Exercise instructions – Repeat each line exactly, leaving nothing out.

Entries with figure data:
- - - - - - -
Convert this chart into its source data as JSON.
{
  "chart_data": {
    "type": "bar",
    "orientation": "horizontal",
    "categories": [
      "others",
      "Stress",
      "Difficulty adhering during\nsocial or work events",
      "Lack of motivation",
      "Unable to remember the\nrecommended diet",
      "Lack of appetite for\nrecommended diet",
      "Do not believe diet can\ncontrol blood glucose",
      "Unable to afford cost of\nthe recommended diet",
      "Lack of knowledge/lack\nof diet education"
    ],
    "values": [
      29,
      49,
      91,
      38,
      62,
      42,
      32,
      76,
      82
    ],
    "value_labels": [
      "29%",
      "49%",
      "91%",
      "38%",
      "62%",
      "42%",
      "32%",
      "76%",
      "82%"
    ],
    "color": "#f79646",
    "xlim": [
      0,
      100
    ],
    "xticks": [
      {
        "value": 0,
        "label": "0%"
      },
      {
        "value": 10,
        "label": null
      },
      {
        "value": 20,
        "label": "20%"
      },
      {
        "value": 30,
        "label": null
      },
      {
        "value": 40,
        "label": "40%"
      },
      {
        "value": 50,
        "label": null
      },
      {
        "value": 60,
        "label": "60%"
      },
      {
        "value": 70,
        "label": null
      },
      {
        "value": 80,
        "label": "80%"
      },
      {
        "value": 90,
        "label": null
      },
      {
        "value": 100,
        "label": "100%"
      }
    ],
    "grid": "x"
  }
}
- - - - - - -
Task output –
Convert this chart into its source data as JSON.
{
  "chart_data": {
    "type": "bar",
    "orientation": "horizontal",
    "categories": [
      "others",
      "Stress",
      "Difficulty adhering during\nsocial or work events",
      "Lack of motivation",
      "Unable to remember the\nrecommended diet",
      "Lack of appetite for\nrecommended diet",
      "Do not believe diet can\ncontrol blood glucose",
      "Unable to afford cost of\nthe recommended diet",
      "Lack of knowledge/lack\nof diet education"
    ],
    "values": [
      29,
      49,
      91,
      38,
      62,
      42,
      32,
      76,
      82
    ],
    "value_labels": [
      "29%",
      "49%",
      "91%",
      "38%",
      "62%",
      "42%",
      "32%",
      "76%",
      "82%"
    ],
    "color": "#f79646",
    "xlim": [
      0,
      100
    ],
    "xticks": [
      {
        "value": 0,
        "label": "0%"
      },
      {
        "value": 10,
        "label": null
      },
      {
        "value": 20,
        "label": "20%"
      },
      {
        "value": 30,
        "label": null
      },
      {
        "value": 40,
        "label": "40%"
      },
      {
        "value": 50,
        "label": null
      },
      {
        "value": 60,
        "label": "60%"
      },
      {
        "value": 70,
        "label": null
      },
      {
        "value": 80,
        "label": "80%"
      },
      {
        "value": 90,
        "label": null
      },
      {
        "value": 100,
        "label": "100%"
      }
    ],
    "grid": "x"
  }
}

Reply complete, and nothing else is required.